*TO BE DONE*:
Here are some records; return them all exactly.

*STORED DATA*:
☆ ☆ ☆

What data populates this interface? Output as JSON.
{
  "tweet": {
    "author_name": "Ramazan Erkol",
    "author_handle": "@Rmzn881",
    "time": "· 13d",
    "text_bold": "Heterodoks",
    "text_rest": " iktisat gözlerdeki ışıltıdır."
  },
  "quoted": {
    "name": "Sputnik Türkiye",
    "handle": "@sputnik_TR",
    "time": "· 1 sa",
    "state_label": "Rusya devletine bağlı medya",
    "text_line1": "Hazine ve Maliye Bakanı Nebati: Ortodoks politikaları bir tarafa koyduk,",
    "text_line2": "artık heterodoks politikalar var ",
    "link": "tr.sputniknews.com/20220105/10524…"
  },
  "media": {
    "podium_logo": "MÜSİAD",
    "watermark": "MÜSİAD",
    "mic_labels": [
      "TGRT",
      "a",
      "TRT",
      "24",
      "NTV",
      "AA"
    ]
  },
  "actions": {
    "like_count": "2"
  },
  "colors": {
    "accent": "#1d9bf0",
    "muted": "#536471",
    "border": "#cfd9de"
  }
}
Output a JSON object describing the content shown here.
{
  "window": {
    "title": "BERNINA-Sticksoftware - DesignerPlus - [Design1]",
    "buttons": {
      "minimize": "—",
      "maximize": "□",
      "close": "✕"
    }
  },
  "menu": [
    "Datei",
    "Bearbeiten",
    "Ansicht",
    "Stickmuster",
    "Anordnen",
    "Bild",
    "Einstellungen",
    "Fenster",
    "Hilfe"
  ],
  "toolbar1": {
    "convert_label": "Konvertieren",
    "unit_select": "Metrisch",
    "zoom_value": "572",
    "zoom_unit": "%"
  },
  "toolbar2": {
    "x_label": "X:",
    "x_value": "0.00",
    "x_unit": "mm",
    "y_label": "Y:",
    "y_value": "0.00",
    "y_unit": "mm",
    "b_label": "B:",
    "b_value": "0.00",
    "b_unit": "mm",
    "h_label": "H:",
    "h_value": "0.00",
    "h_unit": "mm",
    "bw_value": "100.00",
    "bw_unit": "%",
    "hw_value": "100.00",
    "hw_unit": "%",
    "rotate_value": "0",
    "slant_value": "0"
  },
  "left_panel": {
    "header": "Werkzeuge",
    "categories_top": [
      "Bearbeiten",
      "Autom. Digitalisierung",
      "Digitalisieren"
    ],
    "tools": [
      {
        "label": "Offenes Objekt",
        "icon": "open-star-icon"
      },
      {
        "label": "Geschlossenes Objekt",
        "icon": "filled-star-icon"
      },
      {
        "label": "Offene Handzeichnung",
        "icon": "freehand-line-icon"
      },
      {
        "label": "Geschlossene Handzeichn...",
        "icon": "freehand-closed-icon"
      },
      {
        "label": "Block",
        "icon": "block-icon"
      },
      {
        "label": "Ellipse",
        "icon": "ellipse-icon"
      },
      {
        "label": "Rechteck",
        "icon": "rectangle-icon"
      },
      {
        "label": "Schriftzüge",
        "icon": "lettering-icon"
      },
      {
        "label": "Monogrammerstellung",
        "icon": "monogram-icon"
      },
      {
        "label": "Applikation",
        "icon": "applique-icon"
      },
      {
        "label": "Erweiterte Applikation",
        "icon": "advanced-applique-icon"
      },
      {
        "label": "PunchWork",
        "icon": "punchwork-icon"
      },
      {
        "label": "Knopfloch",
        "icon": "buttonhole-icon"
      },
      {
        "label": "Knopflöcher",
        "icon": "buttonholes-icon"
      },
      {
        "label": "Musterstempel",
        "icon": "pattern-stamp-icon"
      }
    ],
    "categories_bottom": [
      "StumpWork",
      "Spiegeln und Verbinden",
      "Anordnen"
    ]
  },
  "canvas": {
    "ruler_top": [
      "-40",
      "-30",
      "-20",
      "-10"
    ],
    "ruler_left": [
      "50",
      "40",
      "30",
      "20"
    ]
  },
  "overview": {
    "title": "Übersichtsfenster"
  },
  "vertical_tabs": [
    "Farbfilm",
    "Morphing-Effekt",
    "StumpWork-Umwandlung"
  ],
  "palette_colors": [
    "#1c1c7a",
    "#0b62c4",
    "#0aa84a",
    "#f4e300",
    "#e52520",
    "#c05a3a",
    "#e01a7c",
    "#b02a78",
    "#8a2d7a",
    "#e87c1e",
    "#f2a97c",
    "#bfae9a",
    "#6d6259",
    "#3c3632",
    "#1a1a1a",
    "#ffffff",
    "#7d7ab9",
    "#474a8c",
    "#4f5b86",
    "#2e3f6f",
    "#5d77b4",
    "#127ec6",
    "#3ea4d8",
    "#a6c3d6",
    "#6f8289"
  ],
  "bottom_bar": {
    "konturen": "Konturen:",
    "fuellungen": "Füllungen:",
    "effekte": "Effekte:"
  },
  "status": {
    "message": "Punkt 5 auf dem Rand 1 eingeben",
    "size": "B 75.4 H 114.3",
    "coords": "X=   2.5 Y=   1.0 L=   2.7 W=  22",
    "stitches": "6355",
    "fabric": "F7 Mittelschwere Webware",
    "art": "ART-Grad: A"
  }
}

☆ ☆ ☆

*FULL RESPONSE*:
What data populates this interface? Output as JSON.
{
  "tweet": {
    "author_name": "Ramazan Erkol",
    "author_handle": "@Rmzn881",
    "time": "· 13d",
    "text_bold": "Heterodoks",
    "text_rest": " iktisat gözlerdeki ışıltıdır."
  },
  "quoted": {
    "name": "Sputnik Türkiye",
    "handle": "@sputnik_TR",
    "time": "· 1 sa",
    "state_label": "Rusya devletine bağlı medya",
    "text_line1": "Hazine ve Maliye Bakanı Nebati: Ortodoks politikaları bir tarafa koyduk,",
    "text_line2": "artık heterodoks politikalar var ",
    "link": "tr.sputniknews.com/20220105/10524…"
  },
  "media": {
    "podium_logo": "MÜSİAD",
    "watermark": "MÜSİAD",
    "mic_labels": [
      "TGRT",
      "a",
      "TRT",
      "24",
      "NTV",
      "AA"
    ]
  },
  "actions": {
    "like_count": "2"
  },
  "colors": {
    "accent": "#1d9bf0",
    "muted": "#536471",
    "border": "#cfd9de"
  }
}
Output a JSON object describing the content shown here.
{
  "window": {
    "title": "BERNINA-Sticksoftware - DesignerPlus - [Design1]",
    "buttons": {
      "minimize": "—",
      "maximize": "□",
      "close": "✕"
    }
  },
  "menu": [
    "Datei",
    "Bearbeiten",
    "Ansicht",
    "Stickmuster",
    "Anordnen",
    "Bild",
    "Einstellungen",
    "Fenster",
    "Hilfe"
  ],
  "toolbar1": {
    "convert_label": "Konvertieren",
    "unit_select": "Metrisch",
    "zoom_value": "572",
    "zoom_unit": "%"
  },
  "toolbar2": {
    "x_label": "X:",
    "x_value": "0.00",
    "x_unit": "mm",
    "y_label": "Y:",
    "y_value": "0.00",
    "y_unit": "mm",
    "b_label": "B:",
    "b_value": "0.00",
    "b_unit": "mm",
    "h_label": "H:",
    "h_value": "0.00",
    "h_unit": "mm",
    "bw_value": "100.00",
    "bw_unit": "%",
    "hw_value": "100.00",
    "hw_unit": "%",
    "rotate_value": "0",
    "slant_value": "0"
  },
  "left_panel": {
    "header": "Werkzeuge",
    "categories_top": [
      "Bearbeiten",
      "Autom. Digitalisierung",
      "Digitalisieren"
    ],
    "tools": [
      {
        "label": "Offenes Objekt",
        "icon": "open-star-icon"
      },
      {
        "label": "Geschlossenes Objekt",
        "icon": "filled-star-icon"
      },
      {
        "label": "Offene Handzeichnung",
        "icon": "freehand-line-icon"
      },
      {
        "label": "Geschlossene Handzeichn...",
        "icon": "freehand-closed-icon"
      },
      {
        "label": "Block",
        "icon": "block-icon"
      },
      {
        "label": "Ellipse",
        "icon": "ellipse-icon"
      },
      {
        "label": "Rechteck",
        "icon": "rectangle-icon"
      },
      {
        "label": "Schriftzüge",
        "icon": "lettering-icon"
      },
      {
        "label": "Monogrammerstellung",
        "icon": "monogram-icon"
      },
      {
        "label": "Applikation",
        "icon": "applique-icon"
      },
      {
        "label": "Erweiterte Applikation",
        "icon": "advanced-applique-icon"
      },
      {
        "label": "PunchWork",
        "icon": "punchwork-icon"
      },
      {
        "label": "Knopfloch",
        "icon": "buttonhole-icon"
      },
      {
        "label": "Knopflöcher",
        "icon": "buttonholes-icon"
      },
      {
        "label": "Musterstempel",
        "icon": "pattern-stamp-icon"
      }
    ],
    "categories_bottom": [
      "StumpWork",
      "Spiegeln und Verbinden",
      "Anordnen"
    ]
  },
  "canvas": {
    "ruler_top": [
      "-40",
      "-30",
      "-20",
      "-10"
    ],
    "ruler_left": [
      "50",
      "40",
      "30",
      "20"
    ]
  },
  "overview": {
    "title": "Übersichtsfenster"
  },
  "vertical_tabs": [
    "Farbfilm",
    "Morphing-Effekt",
    "StumpWork-Umwandlung"
  ],
  "palette_colors": [
    "#1c1c7a",
    "#0b62c4",
    "#0aa84a",
    "#f4e300",
    "#e52520",
    "#c05a3a",
    "#e01a7c",
    "#b02a78",
    "#8a2d7a",
    "#e87c1e",
    "#f2a97c",
    "#bfae9a",
    "#6d6259",
    "#3c3632",
    "#1a1a1a",
    "#ffffff",
    "#7d7ab9",
    "#474a8c",
    "#4f5b86",
    "#2e3f6f",
    "#5d77b4",
    "#127ec6",
    "#3ea4d8",
    "#a6c3d6",
    "#6f8289"
  ],
  "bottom_bar": {
    "konturen": "Konturen:",
    "fuellungen": "Füllungen:",
    "effekte": "Effekte:"
  },
  "status": {
    "message": "Punkt 5 auf dem Rand 1 eingeben",
    "size": "B 75.4 H 114.3",
    "coords": "X=   2.5 Y=   1.0 L=   2.7 W=  22",
    "stitches": "6355",
    "fabric": "F7 Mittelschwere Webware",
    "art": "ART-Grad: A"
  }
}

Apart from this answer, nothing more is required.